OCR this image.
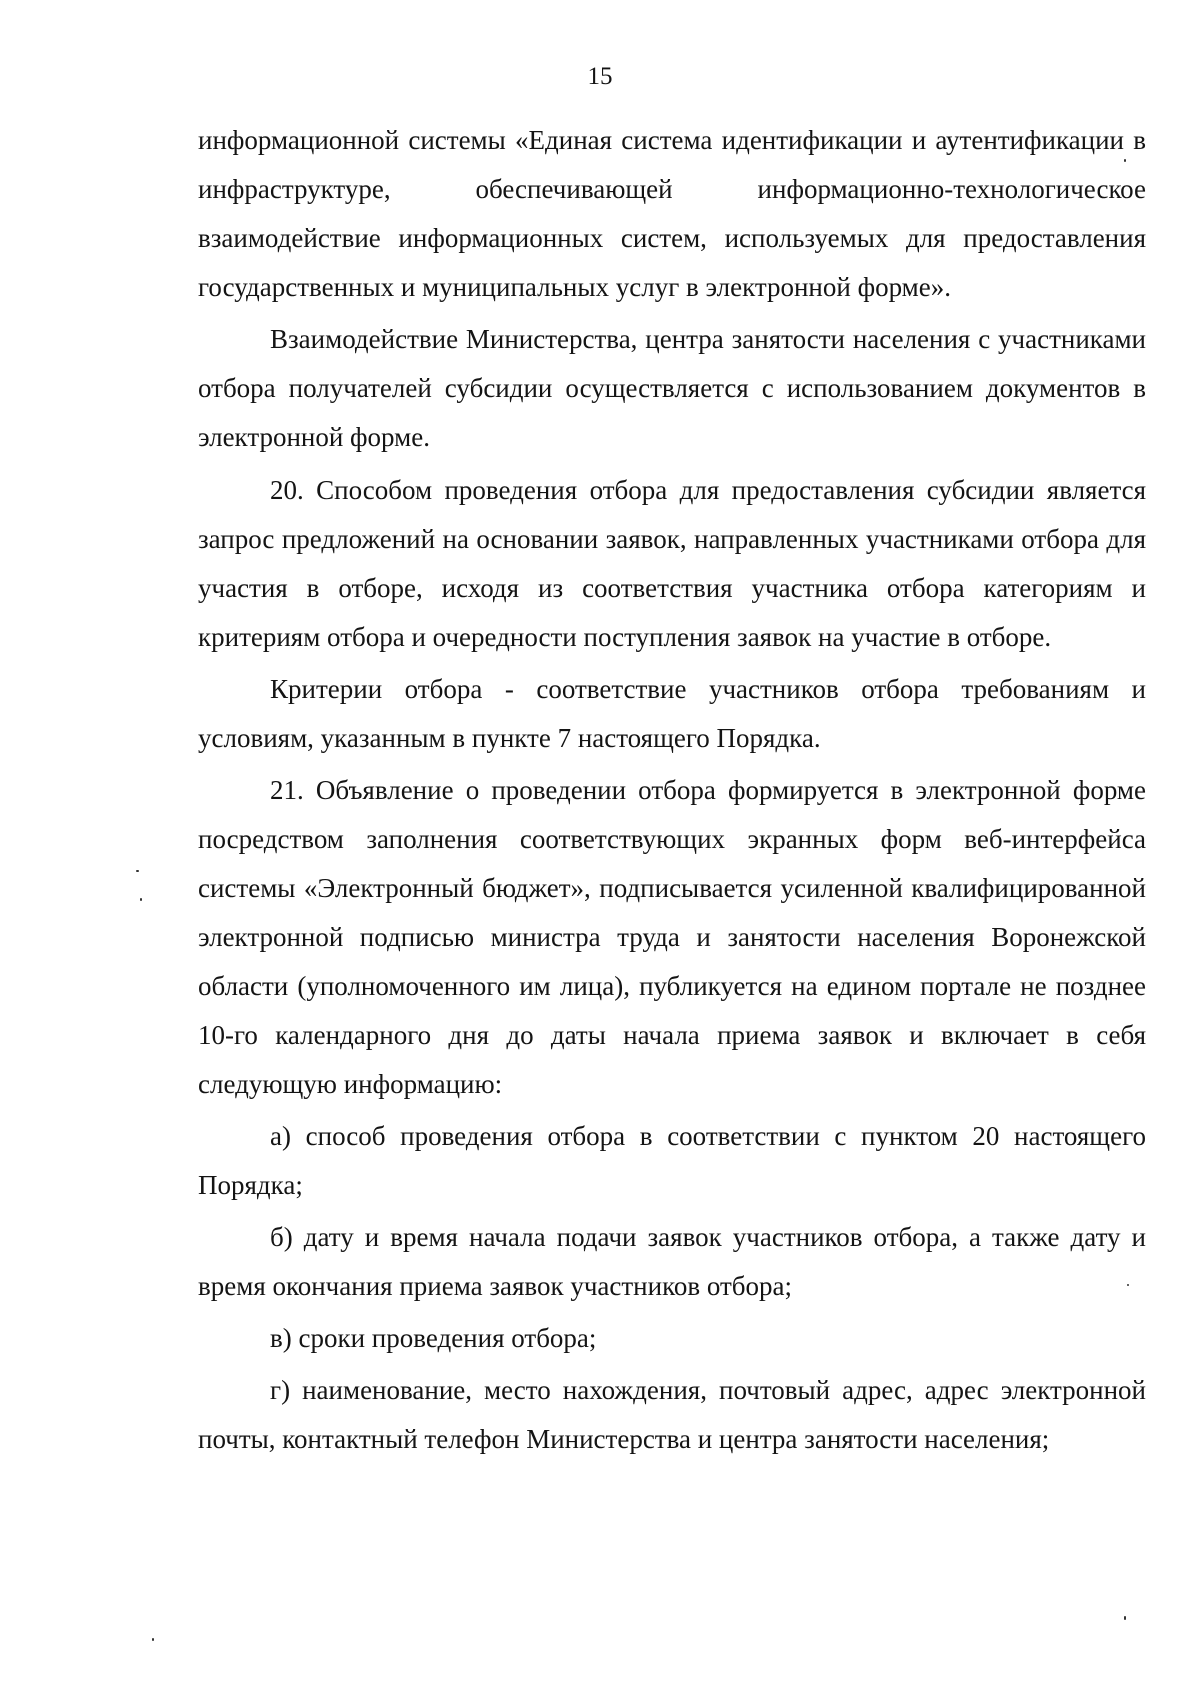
15

информационной системы «Единая система идентификации и аутентификации в инфраструктуре, обеспечивающей информационно-технологическое взаимодействие информационных систем, используемых для предоставления государственных и муниципальных услуг в электронной форме».

Взаимодействие Министерства, центра занятости населения с участниками отбора получателей субсидии осуществляется с использованием документов в электронной форме.

20. Способом проведения отбора для предоставления субсидии является запрос предложений на основании заявок, направленных участниками отбора для участия в отборе, исходя из соответствия участника отбора категориям и критериям отбора и очередности поступления заявок на участие в отборе.

Критерии отбора - соответствие участников отбора требованиям и условиям, указанным в пункте 7 настоящего Порядка.

21. Объявление о проведении отбора формируется в электронной форме посредством заполнения соответствующих экранных форм веб-интерфейса системы «Электронный бюджет», подписывается усиленной квалифицированной электронной подписью министра труда и занятости населения Воронежской области (уполномоченного им лица), публикуется на едином портале не позднее 10-го календарного дня до даты начала приема заявок и включает в себя следующую информацию:

а) способ проведения отбора в соответствии с пунктом 20 настоящего Порядка;

б) дату и время начала подачи заявок участников отбора, а также дату и время окончания приема заявок участников отбора;

в) сроки проведения отбора;

г) наименование, место нахождения, почтовый адрес, адрес электронной почты, контактный телефон Министерства и центра занятости населения;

What to do
All of the entries need to be transcribed word for word; pictures are left out.

Solution to the problem
OCR this image.
15

информационной системы «Единая система идентификации и аутентификации в инфраструктуре, обеспечивающей информационно-технологическое взаимодействие информационных систем, используемых для предоставления государственных и муниципальных услуг в электронной форме».

Взаимодействие Министерства, центра занятости населения с участниками отбора получателей субсидии осуществляется с использованием документов в электронной форме.

20. Способом проведения отбора для предоставления субсидии является запрос предложений на основании заявок, направленных участниками отбора для участия в отборе, исходя из соответствия участника отбора категориям и критериям отбора и очередности поступления заявок на участие в отборе.

Критерии отбора - соответствие участников отбора требованиям и условиям, указанным в пункте 7 настоящего Порядка.

21. Объявление о проведении отбора формируется в электронной форме посредством заполнения соответствующих экранных форм веб-интерфейса системы «Электронный бюджет», подписывается усиленной квалифицированной электронной подписью министра труда и занятости населения Воронежской области (уполномоченного им лица), публикуется на едином портале не позднее 10-го календарного дня до даты начала приема заявок и включает в себя следующую информацию:

а) способ проведения отбора в соответствии с пунктом 20 настоящего Порядка;

б) дату и время начала подачи заявок участников отбора, а также дату и время окончания приема заявок участников отбора;

в) сроки проведения отбора;

г) наименование, место нахождения, почтовый адрес, адрес электронной почты, контактный телефон Министерства и центра занятости населения;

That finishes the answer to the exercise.